| SHORT PROBLEM |
Exclude the pictures, then copy all remaining records exactly.
━━━━
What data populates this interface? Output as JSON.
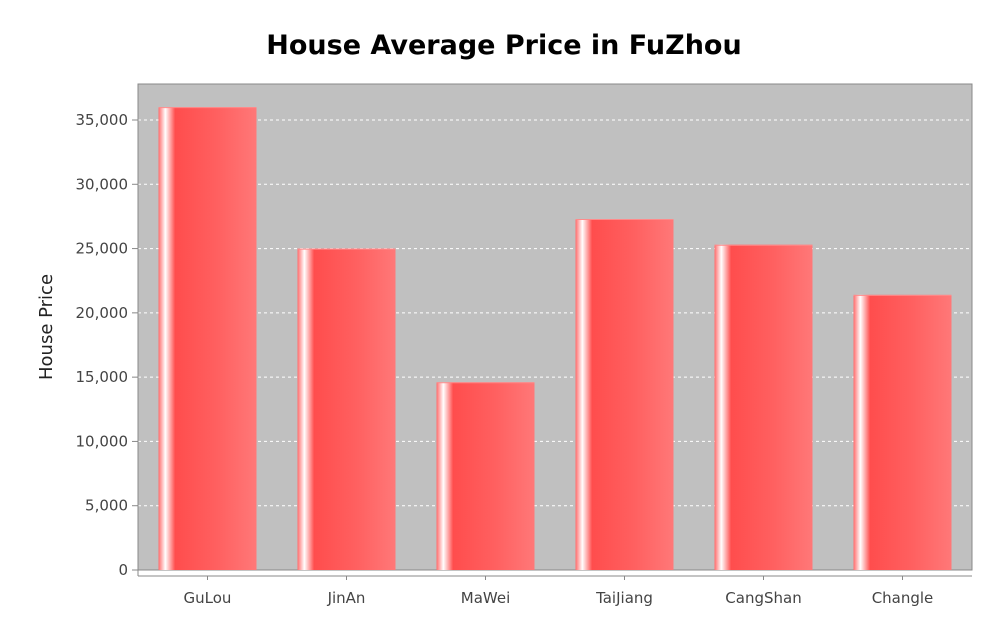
{
  "chart_data": {
    "type": "bar",
    "title": "House Average Price in FuZhou",
    "xlabel": "",
    "ylabel": "House Price",
    "categories": [
      "GuLou",
      "JinAn",
      "MaWei",
      "TaiJiang",
      "CangShan",
      "Changle"
    ],
    "values": [
      36000,
      25000,
      14600,
      27300,
      25300,
      21400
    ],
    "ylim": [
      0,
      37800
    ],
    "yticks": [
      0,
      5000,
      10000,
      15000,
      20000,
      25000,
      30000,
      35000
    ],
    "ytick_labels": [
      "0",
      "5,000",
      "10,000",
      "15,000",
      "20,000",
      "25,000",
      "30,000",
      "35,000"
    ],
    "grid": true,
    "legend": "none",
    "colors": {
      "bar": "#ff5555",
      "bar_highlight": "#ffffff",
      "plot_background": "#c0c0c0",
      "gridline": "#ffffff",
      "axis": "#888888"
    }
  }
}
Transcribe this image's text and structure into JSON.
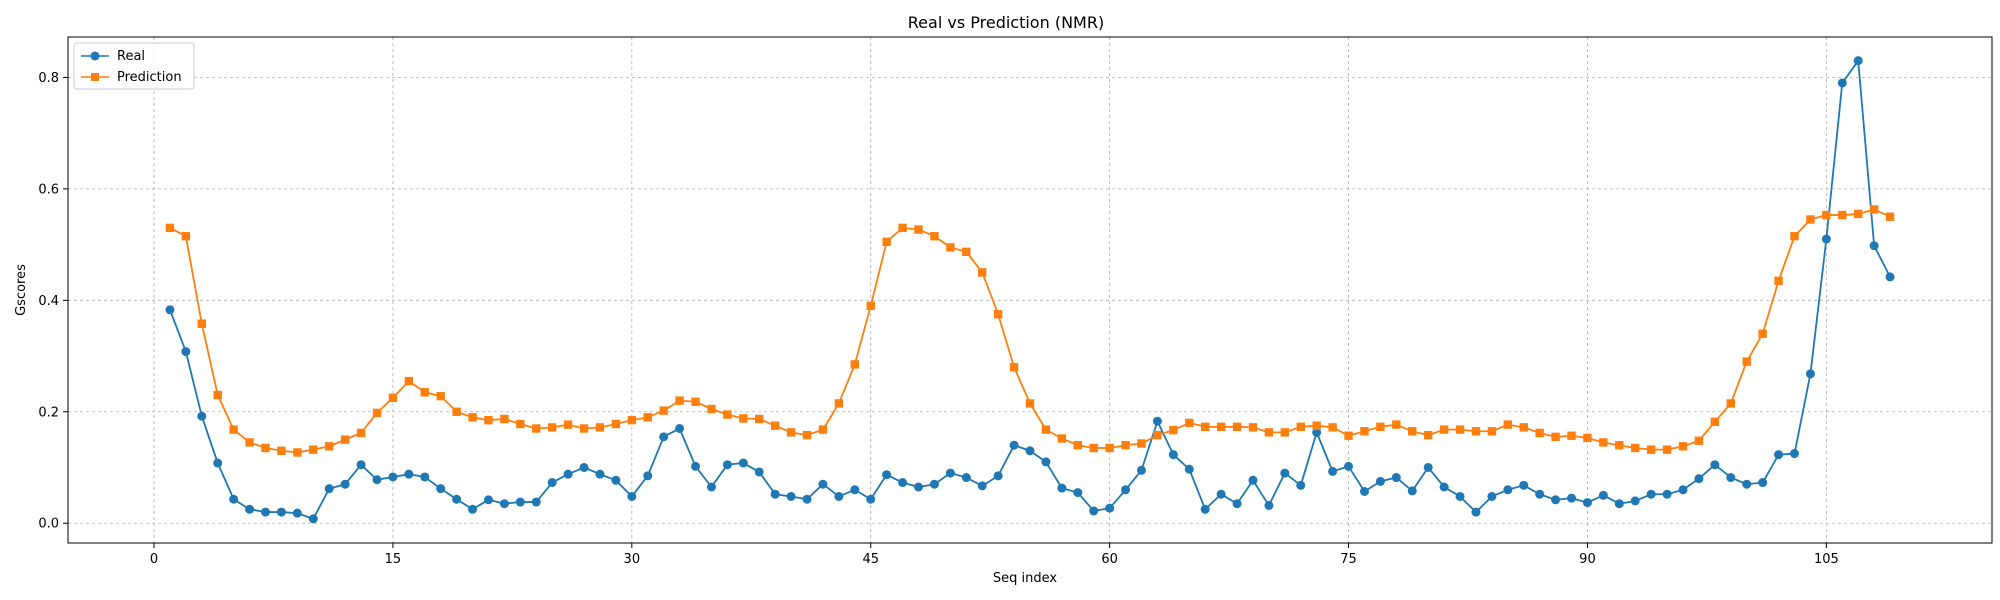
{
  "chart_data": {
    "type": "line",
    "title": "Real vs Prediction (NMR)",
    "xlabel": "Seq index",
    "ylabel": "Gscores",
    "xlim": [
      -5.4,
      115.4
    ],
    "ylim": [
      -0.0355,
      0.8725
    ],
    "xticks": [
      0,
      15,
      30,
      45,
      60,
      75,
      90,
      105
    ],
    "yticks": [
      0.0,
      0.2,
      0.4,
      0.6,
      0.8
    ],
    "ytick_labels": [
      "0.0",
      "0.2",
      "0.4",
      "0.6",
      "0.8"
    ],
    "grid": true,
    "legend_position": "top-left",
    "x": [
      1,
      2,
      3,
      4,
      5,
      6,
      7,
      8,
      9,
      10,
      11,
      12,
      13,
      14,
      15,
      16,
      17,
      18,
      19,
      20,
      21,
      22,
      23,
      24,
      25,
      26,
      27,
      28,
      29,
      30,
      31,
      32,
      33,
      34,
      35,
      36,
      37,
      38,
      39,
      40,
      41,
      42,
      43,
      44,
      45,
      46,
      47,
      48,
      49,
      50,
      51,
      52,
      53,
      54,
      55,
      56,
      57,
      58,
      59,
      60,
      61,
      62,
      63,
      64,
      65,
      66,
      67,
      68,
      69,
      70,
      71,
      72,
      73,
      74,
      75,
      76,
      77,
      78,
      79,
      80,
      81,
      82,
      83,
      84,
      85,
      86,
      87,
      88,
      89,
      90,
      91,
      92,
      93,
      94,
      95,
      96,
      97,
      98,
      99,
      100,
      101,
      102,
      103,
      104,
      105,
      106,
      107,
      108,
      109
    ],
    "series": [
      {
        "name": "Real",
        "color": "#1f77b4",
        "marker": "circle",
        "values": [
          0.383,
          0.308,
          0.192,
          0.108,
          0.043,
          0.025,
          0.02,
          0.02,
          0.018,
          0.008,
          0.062,
          0.07,
          0.105,
          0.078,
          0.083,
          0.088,
          0.083,
          0.062,
          0.043,
          0.025,
          0.042,
          0.035,
          0.038,
          0.038,
          0.073,
          0.088,
          0.1,
          0.088,
          0.077,
          0.048,
          0.085,
          0.155,
          0.17,
          0.102,
          0.065,
          0.105,
          0.108,
          0.092,
          0.052,
          0.048,
          0.043,
          0.07,
          0.048,
          0.06,
          0.043,
          0.087,
          0.073,
          0.065,
          0.07,
          0.09,
          0.082,
          0.067,
          0.085,
          0.14,
          0.13,
          0.11,
          0.063,
          0.055,
          0.022,
          0.027,
          0.06,
          0.095,
          0.183,
          0.123,
          0.097,
          0.025,
          0.052,
          0.035,
          0.077,
          0.032,
          0.09,
          0.068,
          0.163,
          0.093,
          0.102,
          0.057,
          0.075,
          0.082,
          0.058,
          0.1,
          0.065,
          0.048,
          0.02,
          0.048,
          0.06,
          0.068,
          0.052,
          0.042,
          0.045,
          0.037,
          0.05,
          0.035,
          0.04,
          0.052,
          0.052,
          0.06,
          0.08,
          0.105,
          0.082,
          0.07,
          0.073,
          0.123,
          0.125,
          0.268,
          0.51,
          0.79,
          0.83,
          0.498,
          0.442
        ]
      },
      {
        "name": "Prediction",
        "color": "#ff7f0e",
        "marker": "square",
        "values": [
          0.53,
          0.515,
          0.358,
          0.23,
          0.168,
          0.145,
          0.135,
          0.13,
          0.127,
          0.132,
          0.138,
          0.15,
          0.162,
          0.198,
          0.225,
          0.255,
          0.235,
          0.228,
          0.2,
          0.19,
          0.185,
          0.187,
          0.178,
          0.17,
          0.172,
          0.177,
          0.17,
          0.172,
          0.178,
          0.185,
          0.19,
          0.202,
          0.22,
          0.218,
          0.205,
          0.195,
          0.188,
          0.187,
          0.175,
          0.163,
          0.158,
          0.168,
          0.215,
          0.285,
          0.39,
          0.505,
          0.53,
          0.527,
          0.515,
          0.495,
          0.487,
          0.45,
          0.375,
          0.28,
          0.215,
          0.168,
          0.152,
          0.14,
          0.135,
          0.135,
          0.14,
          0.143,
          0.158,
          0.167,
          0.18,
          0.173,
          0.173,
          0.173,
          0.172,
          0.163,
          0.163,
          0.173,
          0.175,
          0.172,
          0.157,
          0.165,
          0.173,
          0.177,
          0.165,
          0.158,
          0.168,
          0.168,
          0.165,
          0.165,
          0.177,
          0.172,
          0.162,
          0.155,
          0.157,
          0.153,
          0.145,
          0.14,
          0.135,
          0.132,
          0.132,
          0.138,
          0.148,
          0.182,
          0.215,
          0.29,
          0.34,
          0.435,
          0.515,
          0.545,
          0.553,
          0.553,
          0.555,
          0.563,
          0.55
        ]
      }
    ]
  }
}
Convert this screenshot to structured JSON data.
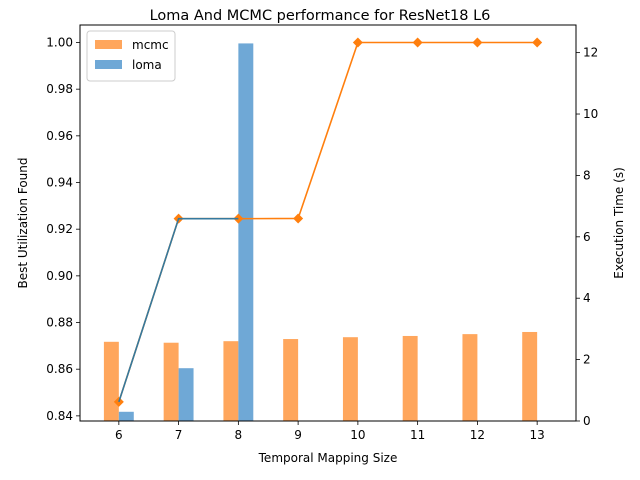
{
  "chart_data": {
    "type": "bar",
    "title": "Loma And MCMC performance for ResNet18 L6",
    "xlabel": "Temporal Mapping Size",
    "ylabel_left": "Best Utilization Found",
    "ylabel_right": "Execution Time (s)",
    "categories": [
      "6",
      "7",
      "8",
      "9",
      "10",
      "11",
      "12",
      "13"
    ],
    "ylim_left": [
      0.8378,
      1.0075
    ],
    "ylim_right": [
      0,
      12.9
    ],
    "yticks_left": [
      "0.84",
      "0.86",
      "0.88",
      "0.90",
      "0.92",
      "0.94",
      "0.96",
      "0.98",
      "1.00"
    ],
    "yticks_right": [
      "0",
      "2",
      "4",
      "6",
      "8",
      "10",
      "12"
    ],
    "legend_position": "top-left",
    "series": [
      {
        "name": "mcmc",
        "kind": "bar",
        "axis": "right",
        "color": "#ffa65c",
        "values": [
          2.58,
          2.55,
          2.6,
          2.67,
          2.73,
          2.77,
          2.83,
          2.9
        ]
      },
      {
        "name": "loma",
        "kind": "bar",
        "axis": "right",
        "color": "#6fa8d6",
        "values": [
          0.3,
          1.72,
          12.3,
          null,
          null,
          null,
          null,
          null
        ]
      },
      {
        "kind": "line",
        "axis": "left",
        "color": "#ff7f0e",
        "values": [
          0.846,
          0.9245,
          0.9245,
          0.9246,
          1.0,
          1.0,
          1.0,
          1.0
        ]
      },
      {
        "kind": "line",
        "axis": "left",
        "color": "#35799e",
        "values": [
          0.846,
          0.9245,
          0.9245,
          null,
          null,
          null,
          null,
          null
        ]
      }
    ]
  }
}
━━━━
| OUTPUT BELOW |
What data populates this interface? Output as JSON.
{
  "chart_data": {
    "type": "bar",
    "title": "House Average Price in FuZhou",
    "xlabel": "",
    "ylabel": "House Price",
    "categories": [
      "GuLou",
      "JinAn",
      "MaWei",
      "TaiJiang",
      "CangShan",
      "Changle"
    ],
    "values": [
      36000,
      25000,
      14600,
      27300,
      25300,
      21400
    ],
    "ylim": [
      0,
      37800
    ],
    "yticks": [
      0,
      5000,
      10000,
      15000,
      20000,
      25000,
      30000,
      35000
    ],
    "ytick_labels": [
      "0",
      "5,000",
      "10,000",
      "15,000",
      "20,000",
      "25,000",
      "30,000",
      "35,000"
    ],
    "grid": true,
    "legend": "none",
    "colors": {
      "bar": "#ff5555",
      "bar_highlight": "#ffffff",
      "plot_background": "#c0c0c0",
      "gridline": "#ffffff",
      "axis": "#888888"
    }
  }
}
Transcribe this image's text and structure into JSON.
{
  "chart_data": {
    "type": "line",
    "title": "Real vs Prediction (NMR)",
    "xlabel": "Seq index",
    "ylabel": "Gscores",
    "xlim": [
      -5.4,
      115.4
    ],
    "ylim": [
      -0.0355,
      0.8725
    ],
    "xticks": [
      0,
      15,
      30,
      45,
      60,
      75,
      90,
      105
    ],
    "yticks": [
      0.0,
      0.2,
      0.4,
      0.6,
      0.8
    ],
    "ytick_labels": [
      "0.0",
      "0.2",
      "0.4",
      "0.6",
      "0.8"
    ],
    "grid": true,
    "legend_position": "top-left",
    "x": [
      1,
      2,
      3,
      4,
      5,
      6,
      7,
      8,
      9,
      10,
      11,
      12,
      13,
      14,
      15,
      16,
      17,
      18,
      19,
      20,
      21,
      22,
      23,
      24,
      25,
      26,
      27,
      28,
      29,
      30,
      31,
      32,
      33,
      34,
      35,
      36,
      37,
      38,
      39,
      40,
      41,
      42,
      43,
      44,
      45,
      46,
      47,
      48,
      49,
      50,
      51,
      52,
      53,
      54,
      55,
      56,
      57,
      58,
      59,
      60,
      61,
      62,
      63,
      64,
      65,
      66,
      67,
      68,
      69,
      70,
      71,
      72,
      73,
      74,
      75,
      76,
      77,
      78,
      79,
      80,
      81,
      82,
      83,
      84,
      85,
      86,
      87,
      88,
      89,
      90,
      91,
      92,
      93,
      94,
      95,
      96,
      97,
      98,
      99,
      100,
      101,
      102,
      103,
      104,
      105,
      106,
      107,
      108,
      109
    ],
    "series": [
      {
        "name": "Real",
        "color": "#1f77b4",
        "marker": "circle",
        "values": [
          0.383,
          0.308,
          0.192,
          0.108,
          0.043,
          0.025,
          0.02,
          0.02,
          0.018,
          0.008,
          0.062,
          0.07,
          0.105,
          0.078,
          0.083,
          0.088,
          0.083,
          0.062,
          0.043,
          0.025,
          0.042,
          0.035,
          0.038,
          0.038,
          0.073,
          0.088,
          0.1,
          0.088,
          0.077,
          0.048,
          0.085,
          0.155,
          0.17,
          0.102,
          0.065,
          0.105,
          0.108,
          0.092,
          0.052,
          0.048,
          0.043,
          0.07,
          0.048,
          0.06,
          0.043,
          0.087,
          0.073,
          0.065,
          0.07,
          0.09,
          0.082,
          0.067,
          0.085,
          0.14,
          0.13,
          0.11,
          0.063,
          0.055,
          0.022,
          0.027,
          0.06,
          0.095,
          0.183,
          0.123,
          0.097,
          0.025,
          0.052,
          0.035,
          0.077,
          0.032,
          0.09,
          0.068,
          0.163,
          0.093,
          0.102,
          0.057,
          0.075,
          0.082,
          0.058,
          0.1,
          0.065,
          0.048,
          0.02,
          0.048,
          0.06,
          0.068,
          0.052,
          0.042,
          0.045,
          0.037,
          0.05,
          0.035,
          0.04,
          0.052,
          0.052,
          0.06,
          0.08,
          0.105,
          0.082,
          0.07,
          0.073,
          0.123,
          0.125,
          0.268,
          0.51,
          0.79,
          0.83,
          0.498,
          0.442
        ]
      },
      {
        "name": "Prediction",
        "color": "#ff7f0e",
        "marker": "square",
        "values": [
          0.53,
          0.515,
          0.358,
          0.23,
          0.168,
          0.145,
          0.135,
          0.13,
          0.127,
          0.132,
          0.138,
          0.15,
          0.162,
          0.198,
          0.225,
          0.255,
          0.235,
          0.228,
          0.2,
          0.19,
          0.185,
          0.187,
          0.178,
          0.17,
          0.172,
          0.177,
          0.17,
          0.172,
          0.178,
          0.185,
          0.19,
          0.202,
          0.22,
          0.218,
          0.205,
          0.195,
          0.188,
          0.187,
          0.175,
          0.163,
          0.158,
          0.168,
          0.215,
          0.285,
          0.39,
          0.505,
          0.53,
          0.527,
          0.515,
          0.495,
          0.487,
          0.45,
          0.375,
          0.28,
          0.215,
          0.168,
          0.152,
          0.14,
          0.135,
          0.135,
          0.14,
          0.143,
          0.158,
          0.167,
          0.18,
          0.173,
          0.173,
          0.173,
          0.172,
          0.163,
          0.163,
          0.173,
          0.175,
          0.172,
          0.157,
          0.165,
          0.173,
          0.177,
          0.165,
          0.158,
          0.168,
          0.168,
          0.165,
          0.165,
          0.177,
          0.172,
          0.162,
          0.155,
          0.157,
          0.153,
          0.145,
          0.14,
          0.135,
          0.132,
          0.132,
          0.138,
          0.148,
          0.182,
          0.215,
          0.29,
          0.34,
          0.435,
          0.515,
          0.545,
          0.553,
          0.553,
          0.555,
          0.563,
          0.55
        ]
      }
    ]
  }
}
Convert this screenshot to structured JSON data.
{
  "chart_data": {
    "type": "bar",
    "title": "Loma And MCMC performance for ResNet18 L6",
    "xlabel": "Temporal Mapping Size",
    "ylabel_left": "Best Utilization Found",
    "ylabel_right": "Execution Time (s)",
    "categories": [
      "6",
      "7",
      "8",
      "9",
      "10",
      "11",
      "12",
      "13"
    ],
    "ylim_left": [
      0.8378,
      1.0075
    ],
    "ylim_right": [
      0,
      12.9
    ],
    "yticks_left": [
      "0.84",
      "0.86",
      "0.88",
      "0.90",
      "0.92",
      "0.94",
      "0.96",
      "0.98",
      "1.00"
    ],
    "yticks_right": [
      "0",
      "2",
      "4",
      "6",
      "8",
      "10",
      "12"
    ],
    "legend_position": "top-left",
    "series": [
      {
        "name": "mcmc",
        "kind": "bar",
        "axis": "right",
        "color": "#ffa65c",
        "values": [
          2.58,
          2.55,
          2.6,
          2.67,
          2.73,
          2.77,
          2.83,
          2.9
        ]
      },
      {
        "name": "loma",
        "kind": "bar",
        "axis": "right",
        "color": "#6fa8d6",
        "values": [
          0.3,
          1.72,
          12.3,
          null,
          null,
          null,
          null,
          null
        ]
      },
      {
        "kind": "line",
        "axis": "left",
        "color": "#ff7f0e",
        "values": [
          0.846,
          0.9245,
          0.9245,
          0.9246,
          1.0,
          1.0,
          1.0,
          1.0
        ]
      },
      {
        "kind": "line",
        "axis": "left",
        "color": "#35799e",
        "values": [
          0.846,
          0.9245,
          0.9245,
          null,
          null,
          null,
          null,
          null
        ]
      }
    ]
  }
}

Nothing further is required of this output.